Task data:
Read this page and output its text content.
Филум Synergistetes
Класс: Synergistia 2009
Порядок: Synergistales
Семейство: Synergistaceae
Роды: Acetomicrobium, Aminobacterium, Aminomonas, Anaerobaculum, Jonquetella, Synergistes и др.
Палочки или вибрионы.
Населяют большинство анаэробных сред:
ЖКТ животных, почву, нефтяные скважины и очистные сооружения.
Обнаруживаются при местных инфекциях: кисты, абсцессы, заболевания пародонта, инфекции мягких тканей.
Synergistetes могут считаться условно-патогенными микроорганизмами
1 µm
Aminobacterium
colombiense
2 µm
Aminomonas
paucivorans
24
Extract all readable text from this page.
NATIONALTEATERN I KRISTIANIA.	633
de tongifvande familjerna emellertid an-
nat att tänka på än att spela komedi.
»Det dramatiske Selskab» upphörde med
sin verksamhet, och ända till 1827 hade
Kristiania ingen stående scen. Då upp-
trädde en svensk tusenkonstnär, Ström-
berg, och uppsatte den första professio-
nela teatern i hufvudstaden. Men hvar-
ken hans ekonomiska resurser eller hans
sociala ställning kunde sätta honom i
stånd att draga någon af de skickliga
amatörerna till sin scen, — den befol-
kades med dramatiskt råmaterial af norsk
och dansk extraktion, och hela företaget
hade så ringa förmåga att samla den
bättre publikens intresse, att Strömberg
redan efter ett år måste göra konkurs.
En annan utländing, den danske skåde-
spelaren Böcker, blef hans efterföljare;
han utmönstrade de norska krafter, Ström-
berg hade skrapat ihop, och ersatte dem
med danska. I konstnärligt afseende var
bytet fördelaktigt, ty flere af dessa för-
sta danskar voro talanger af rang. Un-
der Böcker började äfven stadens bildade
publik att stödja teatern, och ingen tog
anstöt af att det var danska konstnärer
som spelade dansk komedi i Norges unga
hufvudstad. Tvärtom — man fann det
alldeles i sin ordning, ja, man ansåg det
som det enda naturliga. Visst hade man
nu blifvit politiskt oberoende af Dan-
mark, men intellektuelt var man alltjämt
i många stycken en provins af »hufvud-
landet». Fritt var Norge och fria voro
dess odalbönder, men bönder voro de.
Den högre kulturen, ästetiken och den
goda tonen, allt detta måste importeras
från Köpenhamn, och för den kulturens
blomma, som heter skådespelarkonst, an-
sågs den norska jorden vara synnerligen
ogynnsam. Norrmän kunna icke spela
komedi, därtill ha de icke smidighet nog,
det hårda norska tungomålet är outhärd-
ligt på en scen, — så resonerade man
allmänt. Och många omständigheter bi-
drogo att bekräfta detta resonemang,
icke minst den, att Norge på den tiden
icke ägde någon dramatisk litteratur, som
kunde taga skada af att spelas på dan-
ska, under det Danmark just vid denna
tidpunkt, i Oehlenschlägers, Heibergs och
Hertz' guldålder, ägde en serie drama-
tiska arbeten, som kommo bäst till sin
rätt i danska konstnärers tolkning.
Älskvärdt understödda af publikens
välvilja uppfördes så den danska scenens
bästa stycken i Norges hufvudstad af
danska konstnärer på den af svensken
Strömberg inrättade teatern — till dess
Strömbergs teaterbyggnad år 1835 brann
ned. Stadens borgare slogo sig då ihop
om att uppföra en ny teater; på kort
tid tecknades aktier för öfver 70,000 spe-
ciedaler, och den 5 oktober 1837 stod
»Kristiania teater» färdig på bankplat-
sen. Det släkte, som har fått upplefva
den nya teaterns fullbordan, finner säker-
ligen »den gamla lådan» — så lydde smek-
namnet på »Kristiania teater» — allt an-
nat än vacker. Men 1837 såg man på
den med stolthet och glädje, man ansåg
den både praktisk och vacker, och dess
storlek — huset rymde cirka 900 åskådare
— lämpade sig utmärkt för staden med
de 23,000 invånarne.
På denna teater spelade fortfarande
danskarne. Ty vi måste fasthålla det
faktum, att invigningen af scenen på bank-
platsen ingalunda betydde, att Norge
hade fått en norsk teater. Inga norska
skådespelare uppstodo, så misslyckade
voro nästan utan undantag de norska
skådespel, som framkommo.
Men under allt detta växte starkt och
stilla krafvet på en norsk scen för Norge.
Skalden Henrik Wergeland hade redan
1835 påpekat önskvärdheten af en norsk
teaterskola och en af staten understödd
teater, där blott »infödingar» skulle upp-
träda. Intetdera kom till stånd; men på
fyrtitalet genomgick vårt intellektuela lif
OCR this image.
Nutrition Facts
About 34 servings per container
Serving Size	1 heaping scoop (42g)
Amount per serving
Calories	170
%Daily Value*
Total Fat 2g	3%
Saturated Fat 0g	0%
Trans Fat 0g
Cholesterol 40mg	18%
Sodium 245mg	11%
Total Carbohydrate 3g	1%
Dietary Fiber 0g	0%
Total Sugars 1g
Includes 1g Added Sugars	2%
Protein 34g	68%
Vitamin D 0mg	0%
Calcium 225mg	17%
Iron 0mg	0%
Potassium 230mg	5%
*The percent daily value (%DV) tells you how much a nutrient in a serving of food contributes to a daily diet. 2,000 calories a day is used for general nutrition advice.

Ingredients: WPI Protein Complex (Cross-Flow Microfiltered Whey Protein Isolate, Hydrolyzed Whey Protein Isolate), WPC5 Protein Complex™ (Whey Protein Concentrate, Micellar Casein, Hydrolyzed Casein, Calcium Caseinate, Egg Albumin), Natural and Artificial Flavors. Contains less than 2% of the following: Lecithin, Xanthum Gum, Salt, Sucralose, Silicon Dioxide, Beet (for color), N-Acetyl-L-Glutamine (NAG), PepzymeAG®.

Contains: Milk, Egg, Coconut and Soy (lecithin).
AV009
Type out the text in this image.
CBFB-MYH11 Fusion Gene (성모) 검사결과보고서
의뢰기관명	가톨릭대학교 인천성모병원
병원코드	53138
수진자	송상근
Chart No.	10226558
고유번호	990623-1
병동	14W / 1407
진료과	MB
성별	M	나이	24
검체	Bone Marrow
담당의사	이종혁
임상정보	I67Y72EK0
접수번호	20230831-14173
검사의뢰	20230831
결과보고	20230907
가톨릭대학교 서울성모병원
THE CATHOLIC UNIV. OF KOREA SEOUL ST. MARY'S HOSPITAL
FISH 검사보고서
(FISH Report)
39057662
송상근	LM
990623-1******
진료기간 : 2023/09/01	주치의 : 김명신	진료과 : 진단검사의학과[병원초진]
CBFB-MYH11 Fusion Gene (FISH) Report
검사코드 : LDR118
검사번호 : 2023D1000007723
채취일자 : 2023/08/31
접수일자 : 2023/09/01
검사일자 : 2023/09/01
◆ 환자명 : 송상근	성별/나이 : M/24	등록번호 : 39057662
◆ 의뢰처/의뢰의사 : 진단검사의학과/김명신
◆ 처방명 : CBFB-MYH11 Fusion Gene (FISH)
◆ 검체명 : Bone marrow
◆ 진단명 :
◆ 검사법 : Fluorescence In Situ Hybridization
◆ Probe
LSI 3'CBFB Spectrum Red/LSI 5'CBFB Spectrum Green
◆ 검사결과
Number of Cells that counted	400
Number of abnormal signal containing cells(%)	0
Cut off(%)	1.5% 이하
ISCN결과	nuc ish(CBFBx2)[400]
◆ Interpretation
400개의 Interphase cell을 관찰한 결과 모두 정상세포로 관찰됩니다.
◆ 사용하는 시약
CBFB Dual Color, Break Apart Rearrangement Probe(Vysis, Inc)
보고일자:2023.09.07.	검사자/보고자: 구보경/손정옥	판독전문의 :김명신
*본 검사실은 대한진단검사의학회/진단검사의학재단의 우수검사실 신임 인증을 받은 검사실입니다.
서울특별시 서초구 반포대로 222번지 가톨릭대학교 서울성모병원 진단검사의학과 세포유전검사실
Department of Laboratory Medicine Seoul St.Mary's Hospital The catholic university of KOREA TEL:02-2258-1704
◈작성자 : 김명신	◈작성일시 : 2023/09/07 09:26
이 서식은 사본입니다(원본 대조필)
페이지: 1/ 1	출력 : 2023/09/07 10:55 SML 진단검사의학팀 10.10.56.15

Aim of the exercise: Some lines contain the word "spelade". Pull each one out of the listing.

Answer for the task:
som spelade dansk komedi i Norges unga
På denna teater spelade fortfarande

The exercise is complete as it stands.